**SUPPLIED MATERIAL**:
────────────────
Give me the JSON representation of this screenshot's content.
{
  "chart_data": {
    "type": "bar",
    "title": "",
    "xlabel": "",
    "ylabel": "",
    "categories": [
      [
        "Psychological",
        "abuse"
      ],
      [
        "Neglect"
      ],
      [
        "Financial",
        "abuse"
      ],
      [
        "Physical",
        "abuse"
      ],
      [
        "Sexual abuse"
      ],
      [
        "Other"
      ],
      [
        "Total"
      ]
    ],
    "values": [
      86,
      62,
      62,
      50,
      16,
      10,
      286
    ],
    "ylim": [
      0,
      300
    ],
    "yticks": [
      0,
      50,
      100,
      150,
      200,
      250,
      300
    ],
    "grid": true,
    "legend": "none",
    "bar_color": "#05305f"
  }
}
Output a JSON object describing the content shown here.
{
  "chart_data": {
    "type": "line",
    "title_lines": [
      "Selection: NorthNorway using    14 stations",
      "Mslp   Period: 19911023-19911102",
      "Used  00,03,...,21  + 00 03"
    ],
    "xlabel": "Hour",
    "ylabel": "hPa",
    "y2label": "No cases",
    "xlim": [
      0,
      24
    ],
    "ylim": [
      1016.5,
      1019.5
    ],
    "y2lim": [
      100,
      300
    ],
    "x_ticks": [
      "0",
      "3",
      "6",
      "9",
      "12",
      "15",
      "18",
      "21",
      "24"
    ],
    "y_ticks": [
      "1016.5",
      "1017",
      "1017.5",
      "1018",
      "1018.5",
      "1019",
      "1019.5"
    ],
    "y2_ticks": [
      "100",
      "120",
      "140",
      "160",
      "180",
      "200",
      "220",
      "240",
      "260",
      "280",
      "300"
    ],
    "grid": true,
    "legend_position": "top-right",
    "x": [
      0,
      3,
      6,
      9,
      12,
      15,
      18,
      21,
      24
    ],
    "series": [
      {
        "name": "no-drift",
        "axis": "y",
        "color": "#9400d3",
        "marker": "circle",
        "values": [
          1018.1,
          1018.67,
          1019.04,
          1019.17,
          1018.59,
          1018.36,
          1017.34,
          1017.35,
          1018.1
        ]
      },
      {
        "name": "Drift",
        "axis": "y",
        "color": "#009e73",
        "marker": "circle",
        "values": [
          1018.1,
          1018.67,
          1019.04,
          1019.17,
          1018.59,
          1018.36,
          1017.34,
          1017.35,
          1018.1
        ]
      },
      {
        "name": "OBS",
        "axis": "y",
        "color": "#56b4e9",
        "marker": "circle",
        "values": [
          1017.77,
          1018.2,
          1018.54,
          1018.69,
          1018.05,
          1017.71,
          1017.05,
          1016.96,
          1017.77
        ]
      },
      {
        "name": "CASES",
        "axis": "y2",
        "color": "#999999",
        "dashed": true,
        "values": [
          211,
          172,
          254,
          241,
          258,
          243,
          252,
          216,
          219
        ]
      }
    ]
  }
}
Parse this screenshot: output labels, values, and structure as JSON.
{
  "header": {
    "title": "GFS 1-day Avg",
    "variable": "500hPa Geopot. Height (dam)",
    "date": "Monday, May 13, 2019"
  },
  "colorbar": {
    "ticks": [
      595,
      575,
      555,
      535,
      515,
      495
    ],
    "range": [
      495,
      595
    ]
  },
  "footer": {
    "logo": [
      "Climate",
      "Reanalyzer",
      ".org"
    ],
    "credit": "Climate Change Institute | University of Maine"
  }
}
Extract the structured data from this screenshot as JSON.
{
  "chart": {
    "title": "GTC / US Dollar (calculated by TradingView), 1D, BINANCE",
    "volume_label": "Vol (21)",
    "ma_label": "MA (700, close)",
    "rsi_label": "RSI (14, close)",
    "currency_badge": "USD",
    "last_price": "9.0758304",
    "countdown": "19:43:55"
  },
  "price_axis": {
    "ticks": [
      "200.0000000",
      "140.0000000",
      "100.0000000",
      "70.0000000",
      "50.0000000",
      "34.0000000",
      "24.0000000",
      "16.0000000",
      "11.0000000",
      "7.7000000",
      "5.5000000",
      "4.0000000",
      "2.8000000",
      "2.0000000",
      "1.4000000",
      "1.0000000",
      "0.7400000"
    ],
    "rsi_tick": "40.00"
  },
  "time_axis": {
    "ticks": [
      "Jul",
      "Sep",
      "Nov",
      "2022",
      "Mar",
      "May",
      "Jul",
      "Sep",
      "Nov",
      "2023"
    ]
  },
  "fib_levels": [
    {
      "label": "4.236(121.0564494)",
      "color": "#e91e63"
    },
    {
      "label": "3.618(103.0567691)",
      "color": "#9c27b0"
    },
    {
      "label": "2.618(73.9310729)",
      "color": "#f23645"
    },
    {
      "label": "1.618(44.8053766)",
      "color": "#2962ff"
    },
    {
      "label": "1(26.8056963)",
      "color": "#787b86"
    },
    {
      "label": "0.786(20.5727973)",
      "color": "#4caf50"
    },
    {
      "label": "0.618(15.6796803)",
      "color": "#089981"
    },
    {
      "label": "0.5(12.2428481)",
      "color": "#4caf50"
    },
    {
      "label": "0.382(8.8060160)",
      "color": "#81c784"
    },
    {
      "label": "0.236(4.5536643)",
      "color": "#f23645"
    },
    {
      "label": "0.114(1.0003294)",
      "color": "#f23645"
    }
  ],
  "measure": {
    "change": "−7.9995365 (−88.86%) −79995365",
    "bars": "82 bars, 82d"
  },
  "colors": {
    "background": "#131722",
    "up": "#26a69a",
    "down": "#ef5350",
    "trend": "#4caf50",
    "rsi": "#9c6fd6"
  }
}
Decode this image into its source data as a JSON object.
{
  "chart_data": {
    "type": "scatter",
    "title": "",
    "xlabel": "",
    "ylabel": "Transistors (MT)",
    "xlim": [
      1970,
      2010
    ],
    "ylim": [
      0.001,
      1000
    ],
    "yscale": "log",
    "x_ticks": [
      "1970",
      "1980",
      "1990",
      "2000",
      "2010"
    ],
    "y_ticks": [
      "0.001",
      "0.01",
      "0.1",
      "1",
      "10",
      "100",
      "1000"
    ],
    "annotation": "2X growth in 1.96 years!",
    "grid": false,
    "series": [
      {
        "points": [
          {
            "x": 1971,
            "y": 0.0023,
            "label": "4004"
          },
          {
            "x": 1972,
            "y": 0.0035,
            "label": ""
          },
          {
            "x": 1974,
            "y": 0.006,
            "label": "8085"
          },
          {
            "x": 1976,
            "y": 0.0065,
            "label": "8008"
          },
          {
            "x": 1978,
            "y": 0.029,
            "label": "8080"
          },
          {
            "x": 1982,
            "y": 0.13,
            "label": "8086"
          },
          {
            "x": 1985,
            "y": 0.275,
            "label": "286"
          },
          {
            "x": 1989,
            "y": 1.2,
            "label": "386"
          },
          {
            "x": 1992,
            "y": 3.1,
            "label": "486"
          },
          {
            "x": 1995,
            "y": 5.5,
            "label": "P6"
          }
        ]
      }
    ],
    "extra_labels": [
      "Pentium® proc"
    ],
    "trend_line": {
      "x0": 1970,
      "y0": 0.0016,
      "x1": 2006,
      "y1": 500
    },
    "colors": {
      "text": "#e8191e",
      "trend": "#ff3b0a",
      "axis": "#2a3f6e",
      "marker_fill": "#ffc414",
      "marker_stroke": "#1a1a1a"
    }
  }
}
────────────────
**EXERCISE OBJECTIVE**: Write the material out again in its entirety, exactly as shown.

**SOLUTION TO THE PROBLEM**:
Give me the JSON representation of this screenshot's content.
{
  "chart_data": {
    "type": "bar",
    "title": "",
    "xlabel": "",
    "ylabel": "",
    "categories": [
      [
        "Psychological",
        "abuse"
      ],
      [
        "Neglect"
      ],
      [
        "Financial",
        "abuse"
      ],
      [
        "Physical",
        "abuse"
      ],
      [
        "Sexual abuse"
      ],
      [
        "Other"
      ],
      [
        "Total"
      ]
    ],
    "values": [
      86,
      62,
      62,
      50,
      16,
      10,
      286
    ],
    "ylim": [
      0,
      300
    ],
    "yticks": [
      0,
      50,
      100,
      150,
      200,
      250,
      300
    ],
    "grid": true,
    "legend": "none",
    "bar_color": "#05305f"
  }
}
Output a JSON object describing the content shown here.
{
  "chart_data": {
    "type": "line",
    "title_lines": [
      "Selection: NorthNorway using    14 stations",
      "Mslp   Period: 19911023-19911102",
      "Used  00,03,...,21  + 00 03"
    ],
    "xlabel": "Hour",
    "ylabel": "hPa",
    "y2label": "No cases",
    "xlim": [
      0,
      24
    ],
    "ylim": [
      1016.5,
      1019.5
    ],
    "y2lim": [
      100,
      300
    ],
    "x_ticks": [
      "0",
      "3",
      "6",
      "9",
      "12",
      "15",
      "18",
      "21",
      "24"
    ],
    "y_ticks": [
      "1016.5",
      "1017",
      "1017.5",
      "1018",
      "1018.5",
      "1019",
      "1019.5"
    ],
    "y2_ticks": [
      "100",
      "120",
      "140",
      "160",
      "180",
      "200",
      "220",
      "240",
      "260",
      "280",
      "300"
    ],
    "grid": true,
    "legend_position": "top-right",
    "x": [
      0,
      3,
      6,
      9,
      12,
      15,
      18,
      21,
      24
    ],
    "series": [
      {
        "name": "no-drift",
        "axis": "y",
        "color": "#9400d3",
        "marker": "circle",
        "values": [
          1018.1,
          1018.67,
          1019.04,
          1019.17,
          1018.59,
          1018.36,
          1017.34,
          1017.35,
          1018.1
        ]
      },
      {
        "name": "Drift",
        "axis": "y",
        "color": "#009e73",
        "marker": "circle",
        "values": [
          1018.1,
          1018.67,
          1019.04,
          1019.17,
          1018.59,
          1018.36,
          1017.34,
          1017.35,
          1018.1
        ]
      },
      {
        "name": "OBS",
        "axis": "y",
        "color": "#56b4e9",
        "marker": "circle",
        "values": [
          1017.77,
          1018.2,
          1018.54,
          1018.69,
          1018.05,
          1017.71,
          1017.05,
          1016.96,
          1017.77
        ]
      },
      {
        "name": "CASES",
        "axis": "y2",
        "color": "#999999",
        "dashed": true,
        "values": [
          211,
          172,
          254,
          241,
          258,
          243,
          252,
          216,
          219
        ]
      }
    ]
  }
}
Parse this screenshot: output labels, values, and structure as JSON.
{
  "header": {
    "title": "GFS 1-day Avg",
    "variable": "500hPa Geopot. Height (dam)",
    "date": "Monday, May 13, 2019"
  },
  "colorbar": {
    "ticks": [
      595,
      575,
      555,
      535,
      515,
      495
    ],
    "range": [
      495,
      595
    ]
  },
  "footer": {
    "logo": [
      "Climate",
      "Reanalyzer",
      ".org"
    ],
    "credit": "Climate Change Institute | University of Maine"
  }
}
Extract the structured data from this screenshot as JSON.
{
  "chart": {
    "title": "GTC / US Dollar (calculated by TradingView), 1D, BINANCE",
    "volume_label": "Vol (21)",
    "ma_label": "MA (700, close)",
    "rsi_label": "RSI (14, close)",
    "currency_badge": "USD",
    "last_price": "9.0758304",
    "countdown": "19:43:55"
  },
  "price_axis": {
    "ticks": [
      "200.0000000",
      "140.0000000",
      "100.0000000",
      "70.0000000",
      "50.0000000",
      "34.0000000",
      "24.0000000",
      "16.0000000",
      "11.0000000",
      "7.7000000",
      "5.5000000",
      "4.0000000",
      "2.8000000",
      "2.0000000",
      "1.4000000",
      "1.0000000",
      "0.7400000"
    ],
    "rsi_tick": "40.00"
  },
  "time_axis": {
    "ticks": [
      "Jul",
      "Sep",
      "Nov",
      "2022",
      "Mar",
      "May",
      "Jul",
      "Sep",
      "Nov",
      "2023"
    ]
  },
  "fib_levels": [
    {
      "label": "4.236(121.0564494)",
      "color": "#e91e63"
    },
    {
      "label": "3.618(103.0567691)",
      "color": "#9c27b0"
    },
    {
      "label": "2.618(73.9310729)",
      "color": "#f23645"
    },
    {
      "label": "1.618(44.8053766)",
      "color": "#2962ff"
    },
    {
      "label": "1(26.8056963)",
      "color": "#787b86"
    },
    {
      "label": "0.786(20.5727973)",
      "color": "#4caf50"
    },
    {
      "label": "0.618(15.6796803)",
      "color": "#089981"
    },
    {
      "label": "0.5(12.2428481)",
      "color": "#4caf50"
    },
    {
      "label": "0.382(8.8060160)",
      "color": "#81c784"
    },
    {
      "label": "0.236(4.5536643)",
      "color": "#f23645"
    },
    {
      "label": "0.114(1.0003294)",
      "color": "#f23645"
    }
  ],
  "measure": {
    "change": "−7.9995365 (−88.86%) −79995365",
    "bars": "82 bars, 82d"
  },
  "colors": {
    "background": "#131722",
    "up": "#26a69a",
    "down": "#ef5350",
    "trend": "#4caf50",
    "rsi": "#9c6fd6"
  }
}
Decode this image into its source data as a JSON object.
{
  "chart_data": {
    "type": "scatter",
    "title": "",
    "xlabel": "",
    "ylabel": "Transistors (MT)",
    "xlim": [
      1970,
      2010
    ],
    "ylim": [
      0.001,
      1000
    ],
    "yscale": "log",
    "x_ticks": [
      "1970",
      "1980",
      "1990",
      "2000",
      "2010"
    ],
    "y_ticks": [
      "0.001",
      "0.01",
      "0.1",
      "1",
      "10",
      "100",
      "1000"
    ],
    "annotation": "2X growth in 1.96 years!",
    "grid": false,
    "series": [
      {
        "points": [
          {
            "x": 1971,
            "y": 0.0023,
            "label": "4004"
          },
          {
            "x": 1972,
            "y": 0.0035,
            "label": ""
          },
          {
            "x": 1974,
            "y": 0.006,
            "label": "8085"
          },
          {
            "x": 1976,
            "y": 0.0065,
            "label": "8008"
          },
          {
            "x": 1978,
            "y": 0.029,
            "label": "8080"
          },
          {
            "x": 1982,
            "y": 0.13,
            "label": "8086"
          },
          {
            "x": 1985,
            "y": 0.275,
            "label": "286"
          },
          {
            "x": 1989,
            "y": 1.2,
            "label": "386"
          },
          {
            "x": 1992,
            "y": 3.1,
            "label": "486"
          },
          {
            "x": 1995,
            "y": 5.5,
            "label": "P6"
          }
        ]
      }
    ],
    "extra_labels": [
      "Pentium® proc"
    ],
    "trend_line": {
      "x0": 1970,
      "y0": 0.0016,
      "x1": 2006,
      "y1": 500
    },
    "colors": {
      "text": "#e8191e",
      "trend": "#ff3b0a",
      "axis": "#2a3f6e",
      "marker_fill": "#ffc414",
      "marker_stroke": "#1a1a1a"
    }
  }
}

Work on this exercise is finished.